* _Items from a figure collection_
## START

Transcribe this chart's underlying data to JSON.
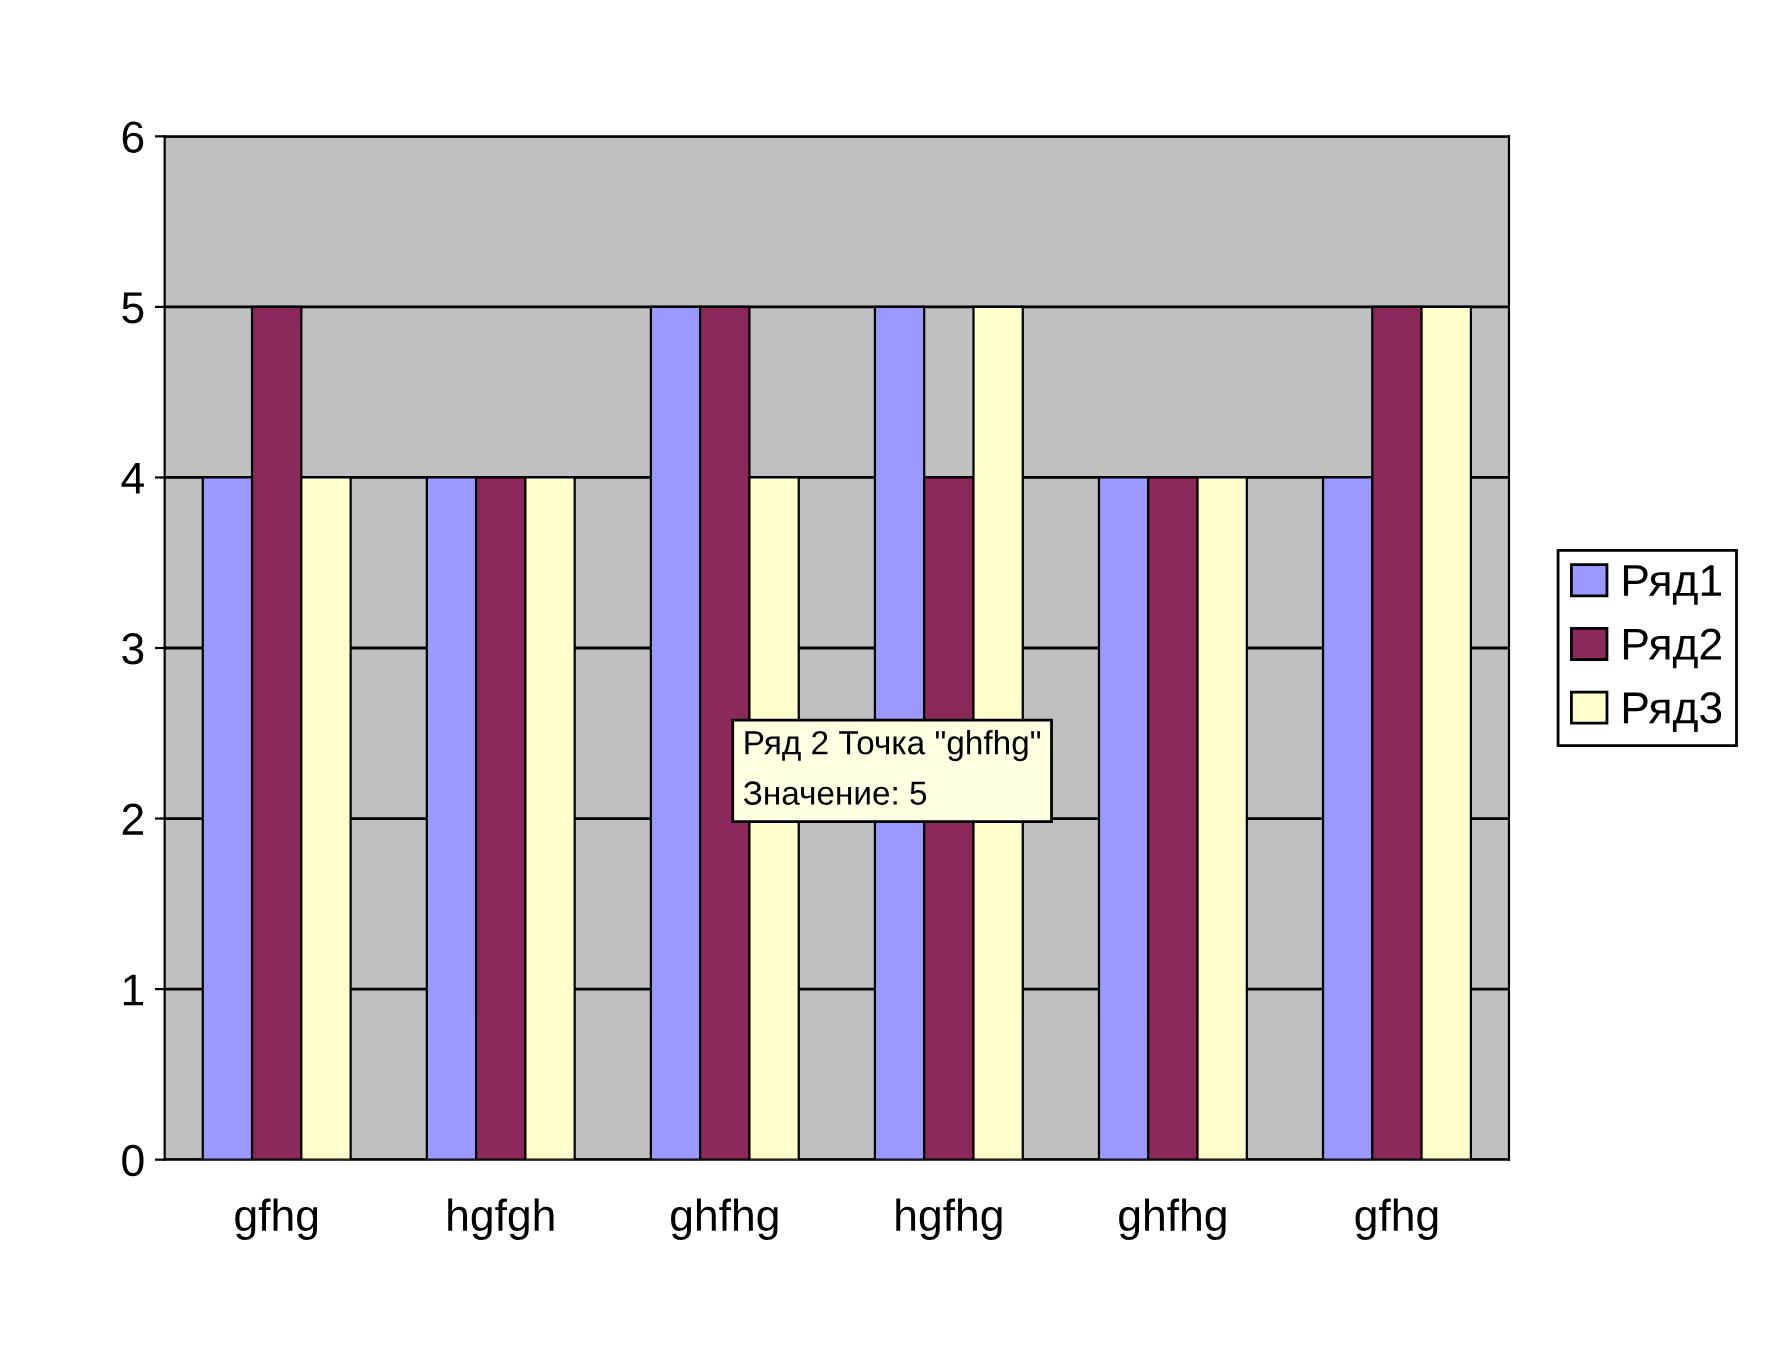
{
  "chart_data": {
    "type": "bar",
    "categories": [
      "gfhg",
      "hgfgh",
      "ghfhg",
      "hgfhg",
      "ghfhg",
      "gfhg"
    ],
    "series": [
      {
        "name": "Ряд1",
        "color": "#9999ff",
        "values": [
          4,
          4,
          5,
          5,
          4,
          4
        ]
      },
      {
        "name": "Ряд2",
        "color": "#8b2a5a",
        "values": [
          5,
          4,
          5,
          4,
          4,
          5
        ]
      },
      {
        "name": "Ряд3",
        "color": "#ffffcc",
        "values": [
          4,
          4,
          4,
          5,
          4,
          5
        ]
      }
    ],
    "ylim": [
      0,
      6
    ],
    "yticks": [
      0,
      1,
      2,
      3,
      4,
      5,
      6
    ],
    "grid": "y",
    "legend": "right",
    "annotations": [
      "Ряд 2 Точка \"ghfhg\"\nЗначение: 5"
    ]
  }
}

## END
## START

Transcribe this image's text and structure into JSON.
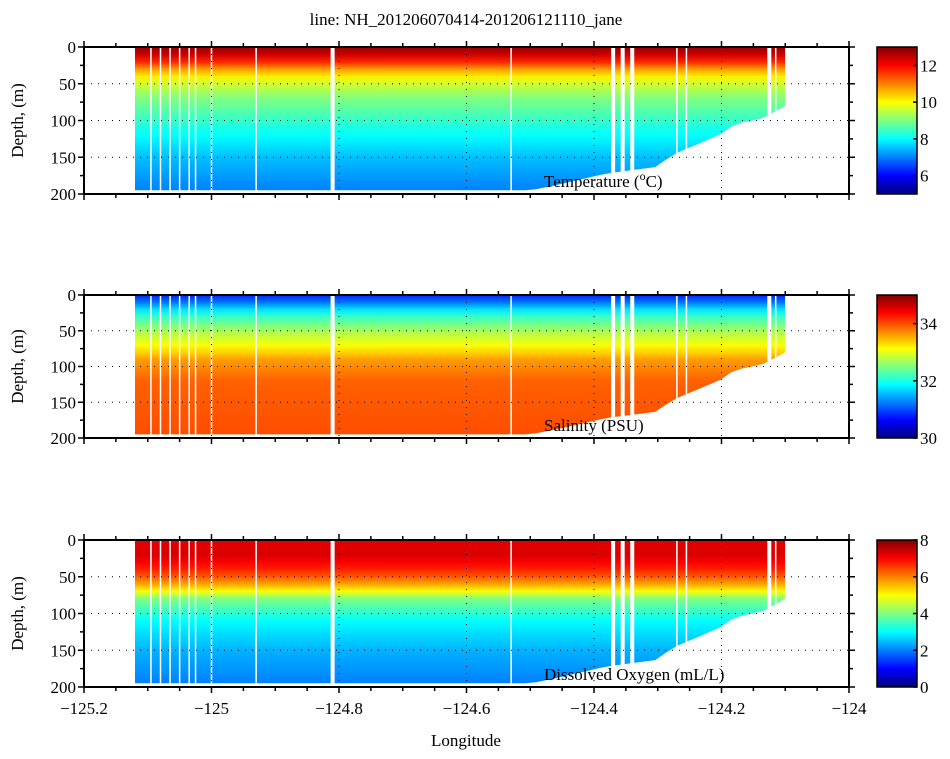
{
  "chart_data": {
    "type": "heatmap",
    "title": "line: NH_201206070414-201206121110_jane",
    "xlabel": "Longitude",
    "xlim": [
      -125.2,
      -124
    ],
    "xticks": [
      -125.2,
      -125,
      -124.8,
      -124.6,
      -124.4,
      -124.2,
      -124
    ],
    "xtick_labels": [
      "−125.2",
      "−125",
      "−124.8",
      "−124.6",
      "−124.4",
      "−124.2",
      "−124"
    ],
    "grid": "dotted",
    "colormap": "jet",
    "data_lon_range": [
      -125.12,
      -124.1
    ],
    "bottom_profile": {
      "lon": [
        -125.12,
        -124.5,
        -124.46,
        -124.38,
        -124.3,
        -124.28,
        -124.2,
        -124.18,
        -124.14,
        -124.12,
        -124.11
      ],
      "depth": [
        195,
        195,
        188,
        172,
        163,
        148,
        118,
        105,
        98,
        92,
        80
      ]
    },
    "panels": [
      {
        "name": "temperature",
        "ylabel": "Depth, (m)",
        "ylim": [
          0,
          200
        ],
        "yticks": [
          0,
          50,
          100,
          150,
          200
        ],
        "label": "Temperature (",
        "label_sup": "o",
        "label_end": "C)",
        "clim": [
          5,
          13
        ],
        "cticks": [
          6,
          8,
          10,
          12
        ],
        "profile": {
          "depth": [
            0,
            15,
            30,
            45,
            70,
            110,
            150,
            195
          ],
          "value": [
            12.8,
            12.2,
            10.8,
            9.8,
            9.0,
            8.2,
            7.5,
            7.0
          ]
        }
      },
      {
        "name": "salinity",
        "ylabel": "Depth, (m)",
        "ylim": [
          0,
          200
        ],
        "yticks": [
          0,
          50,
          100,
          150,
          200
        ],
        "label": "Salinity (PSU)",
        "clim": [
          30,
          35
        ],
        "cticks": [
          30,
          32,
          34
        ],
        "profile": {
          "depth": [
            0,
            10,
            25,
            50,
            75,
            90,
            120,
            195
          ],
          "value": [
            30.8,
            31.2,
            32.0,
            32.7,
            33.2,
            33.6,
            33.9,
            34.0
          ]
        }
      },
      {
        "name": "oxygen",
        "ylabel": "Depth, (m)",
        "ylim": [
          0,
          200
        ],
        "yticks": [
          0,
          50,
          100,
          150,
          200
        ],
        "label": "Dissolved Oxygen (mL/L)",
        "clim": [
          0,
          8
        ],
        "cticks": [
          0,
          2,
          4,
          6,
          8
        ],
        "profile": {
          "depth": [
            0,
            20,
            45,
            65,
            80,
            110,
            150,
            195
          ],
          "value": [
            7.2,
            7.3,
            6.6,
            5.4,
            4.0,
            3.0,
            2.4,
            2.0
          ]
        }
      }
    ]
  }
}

## END
## START

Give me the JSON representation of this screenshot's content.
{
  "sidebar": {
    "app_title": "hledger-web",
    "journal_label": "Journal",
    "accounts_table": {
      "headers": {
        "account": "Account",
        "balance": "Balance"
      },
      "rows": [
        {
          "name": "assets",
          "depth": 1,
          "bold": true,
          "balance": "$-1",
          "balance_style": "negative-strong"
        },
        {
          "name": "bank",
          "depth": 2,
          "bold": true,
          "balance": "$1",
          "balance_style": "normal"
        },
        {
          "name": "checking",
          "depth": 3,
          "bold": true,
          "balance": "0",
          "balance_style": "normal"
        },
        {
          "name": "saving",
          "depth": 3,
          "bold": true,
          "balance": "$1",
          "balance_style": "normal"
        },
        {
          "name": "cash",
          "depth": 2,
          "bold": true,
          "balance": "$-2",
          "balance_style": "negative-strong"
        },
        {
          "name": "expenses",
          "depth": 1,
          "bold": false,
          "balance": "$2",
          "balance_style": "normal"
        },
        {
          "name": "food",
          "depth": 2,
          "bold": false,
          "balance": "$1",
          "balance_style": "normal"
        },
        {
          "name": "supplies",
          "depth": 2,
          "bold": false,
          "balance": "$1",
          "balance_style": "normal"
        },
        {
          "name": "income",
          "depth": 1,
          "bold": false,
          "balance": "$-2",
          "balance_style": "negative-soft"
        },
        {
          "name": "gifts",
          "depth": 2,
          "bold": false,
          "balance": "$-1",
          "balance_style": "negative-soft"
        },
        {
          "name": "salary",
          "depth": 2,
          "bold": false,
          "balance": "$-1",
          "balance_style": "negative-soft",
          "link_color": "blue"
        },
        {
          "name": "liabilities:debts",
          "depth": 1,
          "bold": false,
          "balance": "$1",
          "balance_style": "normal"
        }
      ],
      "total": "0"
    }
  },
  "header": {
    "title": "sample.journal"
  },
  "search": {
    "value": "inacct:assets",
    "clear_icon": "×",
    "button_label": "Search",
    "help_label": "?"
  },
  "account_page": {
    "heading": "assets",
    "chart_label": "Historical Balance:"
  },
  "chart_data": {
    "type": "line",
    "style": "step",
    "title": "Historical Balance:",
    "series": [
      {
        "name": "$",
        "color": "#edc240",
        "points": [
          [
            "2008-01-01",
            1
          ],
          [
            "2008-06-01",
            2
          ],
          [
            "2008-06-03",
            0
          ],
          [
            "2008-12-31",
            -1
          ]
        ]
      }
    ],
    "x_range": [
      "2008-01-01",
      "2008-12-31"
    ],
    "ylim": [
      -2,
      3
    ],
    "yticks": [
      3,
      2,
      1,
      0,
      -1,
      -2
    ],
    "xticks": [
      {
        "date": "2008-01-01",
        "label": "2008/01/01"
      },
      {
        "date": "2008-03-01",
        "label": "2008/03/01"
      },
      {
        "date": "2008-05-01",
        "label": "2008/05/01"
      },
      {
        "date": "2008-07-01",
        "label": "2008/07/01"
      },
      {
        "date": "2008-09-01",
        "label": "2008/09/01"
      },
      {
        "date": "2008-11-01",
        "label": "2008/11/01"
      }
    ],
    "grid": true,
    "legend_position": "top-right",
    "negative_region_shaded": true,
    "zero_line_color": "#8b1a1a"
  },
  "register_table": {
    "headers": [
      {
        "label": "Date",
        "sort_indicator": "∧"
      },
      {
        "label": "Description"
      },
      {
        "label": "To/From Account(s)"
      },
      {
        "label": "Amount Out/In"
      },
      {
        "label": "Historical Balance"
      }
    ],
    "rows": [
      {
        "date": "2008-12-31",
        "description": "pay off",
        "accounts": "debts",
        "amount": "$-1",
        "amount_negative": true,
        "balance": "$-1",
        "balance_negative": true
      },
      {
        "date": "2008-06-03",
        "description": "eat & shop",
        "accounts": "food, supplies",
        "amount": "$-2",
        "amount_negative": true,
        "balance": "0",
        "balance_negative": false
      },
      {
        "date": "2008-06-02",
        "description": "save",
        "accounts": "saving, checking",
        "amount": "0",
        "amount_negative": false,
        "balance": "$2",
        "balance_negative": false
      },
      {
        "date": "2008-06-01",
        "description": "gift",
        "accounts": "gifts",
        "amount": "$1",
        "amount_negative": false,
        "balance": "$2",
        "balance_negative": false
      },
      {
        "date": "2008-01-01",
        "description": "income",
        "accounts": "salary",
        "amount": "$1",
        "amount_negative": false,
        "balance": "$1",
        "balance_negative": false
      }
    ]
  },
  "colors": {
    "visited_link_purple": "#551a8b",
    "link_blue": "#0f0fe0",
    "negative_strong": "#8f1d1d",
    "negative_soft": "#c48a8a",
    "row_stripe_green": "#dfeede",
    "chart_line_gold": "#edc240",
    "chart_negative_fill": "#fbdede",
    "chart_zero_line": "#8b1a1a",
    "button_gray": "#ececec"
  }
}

## END

* _Task description_
Above are the records. Identify each line that contains the word "debts".

* _Task solution_
          "name": "liabilities:debts",
        "accounts": "debts",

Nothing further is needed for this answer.